▸ **Aim**
Write out all of the entries exactly as given.

○ ○ ○ ○ ○ ○ ○

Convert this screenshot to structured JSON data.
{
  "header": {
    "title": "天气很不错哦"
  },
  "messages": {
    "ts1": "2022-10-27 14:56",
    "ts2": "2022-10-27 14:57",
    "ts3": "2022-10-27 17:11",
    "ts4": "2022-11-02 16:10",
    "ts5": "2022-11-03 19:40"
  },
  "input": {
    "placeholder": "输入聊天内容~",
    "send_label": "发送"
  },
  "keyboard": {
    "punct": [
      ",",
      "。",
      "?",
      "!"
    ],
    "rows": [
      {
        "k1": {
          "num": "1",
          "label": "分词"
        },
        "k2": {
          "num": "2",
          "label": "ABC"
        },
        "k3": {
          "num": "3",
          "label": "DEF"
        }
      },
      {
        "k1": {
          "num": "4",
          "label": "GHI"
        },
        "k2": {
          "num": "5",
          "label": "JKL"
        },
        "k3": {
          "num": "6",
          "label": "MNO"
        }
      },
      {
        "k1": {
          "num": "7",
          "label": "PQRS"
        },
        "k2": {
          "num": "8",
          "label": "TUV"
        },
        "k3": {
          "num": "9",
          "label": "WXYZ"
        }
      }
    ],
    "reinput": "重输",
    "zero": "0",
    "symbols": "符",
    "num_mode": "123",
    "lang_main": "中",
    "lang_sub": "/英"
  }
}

○ ○ ○ ○ ○ ○ ○

▸ **The output**
Convert this screenshot to structured JSON data.
{
  "header": {
    "title": "天气很不错哦"
  },
  "messages": {
    "ts1": "2022-10-27 14:56",
    "ts2": "2022-10-27 14:57",
    "ts3": "2022-10-27 17:11",
    "ts4": "2022-11-02 16:10",
    "ts5": "2022-11-03 19:40"
  },
  "input": {
    "placeholder": "输入聊天内容~",
    "send_label": "发送"
  },
  "keyboard": {
    "punct": [
      ",",
      "。",
      "?",
      "!"
    ],
    "rows": [
      {
        "k1": {
          "num": "1",
          "label": "分词"
        },
        "k2": {
          "num": "2",
          "label": "ABC"
        },
        "k3": {
          "num": "3",
          "label": "DEF"
        }
      },
      {
        "k1": {
          "num": "4",
          "label": "GHI"
        },
        "k2": {
          "num": "5",
          "label": "JKL"
        },
        "k3": {
          "num": "6",
          "label": "MNO"
        }
      },
      {
        "k1": {
          "num": "7",
          "label": "PQRS"
        },
        "k2": {
          "num": "8",
          "label": "TUV"
        },
        "k3": {
          "num": "9",
          "label": "WXYZ"
        }
      }
    ],
    "reinput": "重输",
    "zero": "0",
    "symbols": "符",
    "num_mode": "123",
    "lang_main": "中",
    "lang_sub": "/英"
  }
}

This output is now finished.